start
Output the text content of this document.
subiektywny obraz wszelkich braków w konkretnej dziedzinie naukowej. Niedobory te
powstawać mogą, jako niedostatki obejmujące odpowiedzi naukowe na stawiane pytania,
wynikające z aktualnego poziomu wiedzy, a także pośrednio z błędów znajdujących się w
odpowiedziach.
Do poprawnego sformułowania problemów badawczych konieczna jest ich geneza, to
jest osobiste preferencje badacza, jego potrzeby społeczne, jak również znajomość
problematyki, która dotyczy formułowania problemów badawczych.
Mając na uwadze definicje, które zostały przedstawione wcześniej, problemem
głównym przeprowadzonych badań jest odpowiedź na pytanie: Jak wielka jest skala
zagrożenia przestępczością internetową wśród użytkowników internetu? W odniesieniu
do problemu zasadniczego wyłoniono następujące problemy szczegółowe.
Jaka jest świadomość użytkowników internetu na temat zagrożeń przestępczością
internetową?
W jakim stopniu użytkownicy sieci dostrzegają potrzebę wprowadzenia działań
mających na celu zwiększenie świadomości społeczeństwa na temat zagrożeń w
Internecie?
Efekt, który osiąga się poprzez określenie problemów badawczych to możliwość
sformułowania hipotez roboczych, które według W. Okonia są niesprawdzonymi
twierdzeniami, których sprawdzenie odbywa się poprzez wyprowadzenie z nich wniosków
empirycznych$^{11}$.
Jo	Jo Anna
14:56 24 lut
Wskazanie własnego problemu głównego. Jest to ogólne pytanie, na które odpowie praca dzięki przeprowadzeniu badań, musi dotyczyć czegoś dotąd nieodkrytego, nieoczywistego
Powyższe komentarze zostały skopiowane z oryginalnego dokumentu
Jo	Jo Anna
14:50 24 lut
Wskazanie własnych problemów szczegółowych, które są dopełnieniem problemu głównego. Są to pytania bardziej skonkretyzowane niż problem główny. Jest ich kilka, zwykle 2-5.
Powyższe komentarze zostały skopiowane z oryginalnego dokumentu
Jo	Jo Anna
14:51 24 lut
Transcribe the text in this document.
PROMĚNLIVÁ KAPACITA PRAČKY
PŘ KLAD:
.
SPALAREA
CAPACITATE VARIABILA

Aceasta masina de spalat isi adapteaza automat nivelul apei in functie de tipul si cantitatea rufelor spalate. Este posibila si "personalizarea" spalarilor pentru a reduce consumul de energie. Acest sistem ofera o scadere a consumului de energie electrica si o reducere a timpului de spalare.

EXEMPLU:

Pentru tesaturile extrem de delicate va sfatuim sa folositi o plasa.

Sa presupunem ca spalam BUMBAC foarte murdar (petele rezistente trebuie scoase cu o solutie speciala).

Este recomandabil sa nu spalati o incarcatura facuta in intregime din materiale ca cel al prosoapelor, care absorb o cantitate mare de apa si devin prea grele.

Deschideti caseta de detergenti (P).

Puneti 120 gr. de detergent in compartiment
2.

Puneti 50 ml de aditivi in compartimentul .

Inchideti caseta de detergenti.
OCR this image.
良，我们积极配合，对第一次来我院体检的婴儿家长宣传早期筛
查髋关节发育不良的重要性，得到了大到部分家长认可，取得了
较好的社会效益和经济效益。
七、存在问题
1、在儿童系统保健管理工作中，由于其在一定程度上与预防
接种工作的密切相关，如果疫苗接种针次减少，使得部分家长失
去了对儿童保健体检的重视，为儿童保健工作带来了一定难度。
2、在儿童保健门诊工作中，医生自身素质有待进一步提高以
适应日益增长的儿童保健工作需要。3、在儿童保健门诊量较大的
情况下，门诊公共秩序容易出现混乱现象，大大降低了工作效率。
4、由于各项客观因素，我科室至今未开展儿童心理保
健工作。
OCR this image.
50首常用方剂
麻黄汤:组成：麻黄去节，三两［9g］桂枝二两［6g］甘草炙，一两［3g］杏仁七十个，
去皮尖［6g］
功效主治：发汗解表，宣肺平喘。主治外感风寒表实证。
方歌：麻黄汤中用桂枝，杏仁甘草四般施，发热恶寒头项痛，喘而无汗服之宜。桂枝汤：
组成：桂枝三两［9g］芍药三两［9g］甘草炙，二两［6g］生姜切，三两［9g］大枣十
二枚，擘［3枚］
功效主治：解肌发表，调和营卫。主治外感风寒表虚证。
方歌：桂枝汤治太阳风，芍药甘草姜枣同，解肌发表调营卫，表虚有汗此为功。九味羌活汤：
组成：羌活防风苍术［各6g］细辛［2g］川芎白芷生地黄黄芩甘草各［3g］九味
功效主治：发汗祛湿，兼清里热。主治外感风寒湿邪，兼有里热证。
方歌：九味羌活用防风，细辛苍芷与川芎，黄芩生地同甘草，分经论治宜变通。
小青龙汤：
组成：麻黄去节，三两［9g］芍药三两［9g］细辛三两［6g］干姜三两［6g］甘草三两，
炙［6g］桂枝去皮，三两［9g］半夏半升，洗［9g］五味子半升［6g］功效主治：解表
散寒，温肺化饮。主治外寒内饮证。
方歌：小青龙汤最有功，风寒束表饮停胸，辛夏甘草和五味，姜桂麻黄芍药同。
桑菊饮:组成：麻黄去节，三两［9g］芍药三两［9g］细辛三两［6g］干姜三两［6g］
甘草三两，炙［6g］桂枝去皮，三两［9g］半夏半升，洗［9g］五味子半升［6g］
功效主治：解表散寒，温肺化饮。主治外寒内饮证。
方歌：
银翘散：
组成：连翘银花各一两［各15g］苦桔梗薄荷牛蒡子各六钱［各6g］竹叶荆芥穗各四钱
end
* _Written task_:
Search the entries for the word "badań" and gather every line where it appears.

* _The completed task_:
głównym przeprowadzonych badań jest odpowiedź na pytanie: Jak wielka jest skala
Wskazanie własnego problemu głównego. Jest to ogólne pytanie, na które odpowie praca dzięki przeprowadzeniu badań, musi dotyczyć czegoś dotąd nieodkrytego, nieoczywistego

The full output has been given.